Exercise prompt ::
Each line that holds the word "koromisloning" is to be identified and copied.

Dataset entries ::
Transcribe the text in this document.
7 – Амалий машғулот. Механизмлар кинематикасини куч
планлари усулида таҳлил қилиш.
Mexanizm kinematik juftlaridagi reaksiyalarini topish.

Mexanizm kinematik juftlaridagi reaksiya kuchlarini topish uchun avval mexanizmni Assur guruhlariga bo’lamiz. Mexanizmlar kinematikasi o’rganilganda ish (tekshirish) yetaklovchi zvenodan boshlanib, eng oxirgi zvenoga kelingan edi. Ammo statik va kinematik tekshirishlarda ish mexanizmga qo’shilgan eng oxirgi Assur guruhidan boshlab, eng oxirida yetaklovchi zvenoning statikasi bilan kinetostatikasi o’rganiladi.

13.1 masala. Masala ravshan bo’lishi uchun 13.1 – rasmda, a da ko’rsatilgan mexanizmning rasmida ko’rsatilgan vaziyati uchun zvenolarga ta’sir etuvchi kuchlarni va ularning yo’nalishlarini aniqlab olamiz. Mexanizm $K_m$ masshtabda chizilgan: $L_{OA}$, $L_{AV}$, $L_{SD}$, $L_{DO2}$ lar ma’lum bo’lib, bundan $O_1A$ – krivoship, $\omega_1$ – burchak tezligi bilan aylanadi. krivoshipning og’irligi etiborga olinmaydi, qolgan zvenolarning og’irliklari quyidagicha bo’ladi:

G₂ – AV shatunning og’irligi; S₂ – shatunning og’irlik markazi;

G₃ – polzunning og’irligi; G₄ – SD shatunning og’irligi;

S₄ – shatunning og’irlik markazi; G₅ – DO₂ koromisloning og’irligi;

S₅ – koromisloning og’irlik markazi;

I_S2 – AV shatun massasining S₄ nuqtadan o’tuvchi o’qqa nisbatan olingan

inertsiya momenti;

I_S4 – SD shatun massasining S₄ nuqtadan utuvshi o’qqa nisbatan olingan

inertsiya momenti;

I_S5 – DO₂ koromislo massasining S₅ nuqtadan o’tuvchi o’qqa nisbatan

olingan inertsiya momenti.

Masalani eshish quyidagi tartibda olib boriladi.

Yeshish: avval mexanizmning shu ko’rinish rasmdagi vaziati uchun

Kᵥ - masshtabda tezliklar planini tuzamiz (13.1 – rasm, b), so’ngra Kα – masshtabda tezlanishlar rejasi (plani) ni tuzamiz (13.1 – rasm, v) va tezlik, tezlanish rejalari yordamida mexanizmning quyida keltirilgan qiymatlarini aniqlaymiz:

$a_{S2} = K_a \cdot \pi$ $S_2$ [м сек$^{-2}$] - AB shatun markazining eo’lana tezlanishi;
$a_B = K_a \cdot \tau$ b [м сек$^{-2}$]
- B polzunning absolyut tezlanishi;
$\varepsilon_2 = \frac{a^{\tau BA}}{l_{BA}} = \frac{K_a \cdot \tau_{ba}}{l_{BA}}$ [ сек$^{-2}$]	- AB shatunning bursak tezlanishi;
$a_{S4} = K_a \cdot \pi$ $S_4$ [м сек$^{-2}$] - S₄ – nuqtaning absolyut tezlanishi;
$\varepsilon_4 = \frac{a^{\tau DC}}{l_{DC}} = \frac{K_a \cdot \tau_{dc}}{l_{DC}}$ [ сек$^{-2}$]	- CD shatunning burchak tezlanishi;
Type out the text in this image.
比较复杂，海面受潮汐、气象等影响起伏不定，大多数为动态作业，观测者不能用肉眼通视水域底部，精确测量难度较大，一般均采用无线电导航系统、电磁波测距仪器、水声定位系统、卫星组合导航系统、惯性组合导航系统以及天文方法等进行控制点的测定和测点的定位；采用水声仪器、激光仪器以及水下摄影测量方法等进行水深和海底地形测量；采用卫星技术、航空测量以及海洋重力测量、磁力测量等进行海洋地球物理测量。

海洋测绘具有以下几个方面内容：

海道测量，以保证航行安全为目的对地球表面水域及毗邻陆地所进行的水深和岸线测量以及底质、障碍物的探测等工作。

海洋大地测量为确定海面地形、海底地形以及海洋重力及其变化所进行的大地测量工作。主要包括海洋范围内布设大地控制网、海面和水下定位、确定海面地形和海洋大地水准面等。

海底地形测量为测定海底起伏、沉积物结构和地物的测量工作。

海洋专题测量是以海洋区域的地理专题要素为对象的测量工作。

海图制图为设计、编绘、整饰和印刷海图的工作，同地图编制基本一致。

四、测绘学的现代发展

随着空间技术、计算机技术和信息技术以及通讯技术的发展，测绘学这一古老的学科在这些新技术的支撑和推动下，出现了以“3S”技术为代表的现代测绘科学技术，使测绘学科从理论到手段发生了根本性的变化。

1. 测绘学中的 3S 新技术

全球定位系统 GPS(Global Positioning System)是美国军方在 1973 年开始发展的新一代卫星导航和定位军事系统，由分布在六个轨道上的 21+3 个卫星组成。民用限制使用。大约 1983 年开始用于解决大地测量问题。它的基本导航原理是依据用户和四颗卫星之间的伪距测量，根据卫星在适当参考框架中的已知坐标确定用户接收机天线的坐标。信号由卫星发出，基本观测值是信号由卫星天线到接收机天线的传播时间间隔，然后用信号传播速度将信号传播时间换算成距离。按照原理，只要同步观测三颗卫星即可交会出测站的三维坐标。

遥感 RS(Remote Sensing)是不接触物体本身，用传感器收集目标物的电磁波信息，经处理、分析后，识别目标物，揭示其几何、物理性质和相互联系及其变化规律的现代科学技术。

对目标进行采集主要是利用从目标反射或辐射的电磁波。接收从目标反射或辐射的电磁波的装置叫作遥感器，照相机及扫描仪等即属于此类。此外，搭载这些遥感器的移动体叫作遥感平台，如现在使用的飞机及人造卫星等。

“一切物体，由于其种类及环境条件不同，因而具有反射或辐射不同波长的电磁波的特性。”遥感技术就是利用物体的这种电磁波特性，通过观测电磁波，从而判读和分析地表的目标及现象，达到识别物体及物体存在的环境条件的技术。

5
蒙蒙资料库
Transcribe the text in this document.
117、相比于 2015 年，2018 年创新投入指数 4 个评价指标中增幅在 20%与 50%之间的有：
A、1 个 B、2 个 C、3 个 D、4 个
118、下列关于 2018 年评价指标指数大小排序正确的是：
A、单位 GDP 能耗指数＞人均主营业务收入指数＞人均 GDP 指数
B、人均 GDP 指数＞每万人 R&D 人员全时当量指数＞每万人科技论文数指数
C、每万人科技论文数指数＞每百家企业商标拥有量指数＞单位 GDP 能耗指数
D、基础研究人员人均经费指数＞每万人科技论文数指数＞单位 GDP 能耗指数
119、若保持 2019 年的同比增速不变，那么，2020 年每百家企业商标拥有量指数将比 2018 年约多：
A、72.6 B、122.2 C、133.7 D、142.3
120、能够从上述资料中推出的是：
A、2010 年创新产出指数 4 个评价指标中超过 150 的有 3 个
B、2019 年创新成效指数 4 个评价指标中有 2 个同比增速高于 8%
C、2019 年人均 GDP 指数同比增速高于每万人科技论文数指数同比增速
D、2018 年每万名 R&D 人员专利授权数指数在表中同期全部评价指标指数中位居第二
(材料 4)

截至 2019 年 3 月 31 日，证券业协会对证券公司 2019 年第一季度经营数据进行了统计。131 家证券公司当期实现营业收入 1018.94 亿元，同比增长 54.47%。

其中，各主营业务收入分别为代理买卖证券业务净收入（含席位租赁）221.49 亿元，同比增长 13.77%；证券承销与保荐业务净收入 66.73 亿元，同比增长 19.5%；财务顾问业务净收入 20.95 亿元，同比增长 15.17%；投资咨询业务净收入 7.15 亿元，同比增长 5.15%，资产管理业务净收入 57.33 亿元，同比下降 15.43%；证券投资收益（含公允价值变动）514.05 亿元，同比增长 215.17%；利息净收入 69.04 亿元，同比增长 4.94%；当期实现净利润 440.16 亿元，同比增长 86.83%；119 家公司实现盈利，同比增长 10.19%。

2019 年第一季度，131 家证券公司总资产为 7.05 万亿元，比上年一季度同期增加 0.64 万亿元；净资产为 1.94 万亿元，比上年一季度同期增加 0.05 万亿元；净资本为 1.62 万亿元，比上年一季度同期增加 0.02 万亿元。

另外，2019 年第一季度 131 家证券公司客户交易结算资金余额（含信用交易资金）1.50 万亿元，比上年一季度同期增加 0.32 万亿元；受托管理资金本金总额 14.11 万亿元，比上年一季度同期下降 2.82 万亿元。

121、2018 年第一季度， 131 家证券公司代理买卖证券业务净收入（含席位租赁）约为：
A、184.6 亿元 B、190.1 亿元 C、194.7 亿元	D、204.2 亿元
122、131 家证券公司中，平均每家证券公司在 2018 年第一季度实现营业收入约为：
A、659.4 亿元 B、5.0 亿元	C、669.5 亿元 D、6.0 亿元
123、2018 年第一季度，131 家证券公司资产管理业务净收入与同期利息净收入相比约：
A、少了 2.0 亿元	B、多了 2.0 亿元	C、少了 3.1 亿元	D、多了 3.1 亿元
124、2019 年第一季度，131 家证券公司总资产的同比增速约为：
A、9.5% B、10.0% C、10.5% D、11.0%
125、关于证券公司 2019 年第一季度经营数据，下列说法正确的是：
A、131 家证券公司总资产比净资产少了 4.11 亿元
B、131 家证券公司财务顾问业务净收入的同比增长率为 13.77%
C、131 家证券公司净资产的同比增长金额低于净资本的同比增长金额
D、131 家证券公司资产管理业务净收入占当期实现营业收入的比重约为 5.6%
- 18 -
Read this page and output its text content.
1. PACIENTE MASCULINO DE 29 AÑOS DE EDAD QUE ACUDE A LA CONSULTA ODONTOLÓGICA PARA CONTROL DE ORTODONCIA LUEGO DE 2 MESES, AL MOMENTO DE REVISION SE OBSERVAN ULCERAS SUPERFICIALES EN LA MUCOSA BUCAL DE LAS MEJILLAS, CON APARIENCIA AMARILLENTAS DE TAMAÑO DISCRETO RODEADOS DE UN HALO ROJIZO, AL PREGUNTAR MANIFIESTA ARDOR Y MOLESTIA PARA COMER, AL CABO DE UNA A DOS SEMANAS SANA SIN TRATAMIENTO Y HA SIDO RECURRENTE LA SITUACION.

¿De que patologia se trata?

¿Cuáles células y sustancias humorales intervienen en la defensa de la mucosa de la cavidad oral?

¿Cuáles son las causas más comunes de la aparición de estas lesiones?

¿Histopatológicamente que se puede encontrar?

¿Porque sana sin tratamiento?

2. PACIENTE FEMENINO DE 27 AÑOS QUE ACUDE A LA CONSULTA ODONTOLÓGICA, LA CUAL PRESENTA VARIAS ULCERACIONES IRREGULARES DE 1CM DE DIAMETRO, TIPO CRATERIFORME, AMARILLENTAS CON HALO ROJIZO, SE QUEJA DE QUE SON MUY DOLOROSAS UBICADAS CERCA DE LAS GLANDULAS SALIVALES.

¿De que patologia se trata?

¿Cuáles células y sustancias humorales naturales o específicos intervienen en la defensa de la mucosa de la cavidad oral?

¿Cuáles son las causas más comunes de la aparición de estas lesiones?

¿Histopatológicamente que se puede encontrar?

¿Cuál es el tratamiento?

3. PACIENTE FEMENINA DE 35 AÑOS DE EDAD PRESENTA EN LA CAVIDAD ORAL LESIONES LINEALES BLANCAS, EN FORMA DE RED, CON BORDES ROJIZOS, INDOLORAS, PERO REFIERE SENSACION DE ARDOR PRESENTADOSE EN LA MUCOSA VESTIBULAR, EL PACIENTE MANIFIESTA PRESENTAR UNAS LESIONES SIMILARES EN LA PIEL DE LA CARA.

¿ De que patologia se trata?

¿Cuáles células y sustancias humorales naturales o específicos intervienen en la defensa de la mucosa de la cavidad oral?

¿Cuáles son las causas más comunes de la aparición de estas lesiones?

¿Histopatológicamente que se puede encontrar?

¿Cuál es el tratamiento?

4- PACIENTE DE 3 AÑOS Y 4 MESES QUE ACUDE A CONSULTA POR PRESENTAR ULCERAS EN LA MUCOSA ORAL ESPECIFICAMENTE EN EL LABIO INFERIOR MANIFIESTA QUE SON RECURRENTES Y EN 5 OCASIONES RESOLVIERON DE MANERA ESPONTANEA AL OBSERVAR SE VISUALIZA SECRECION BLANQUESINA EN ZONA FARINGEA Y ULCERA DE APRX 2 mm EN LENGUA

Answer to the exercise ::
S₄ – shatunning og’irlik markazi; G₅ – DO₂ koromisloning og’irligi;
S₅ – koromisloning og’irlik markazi;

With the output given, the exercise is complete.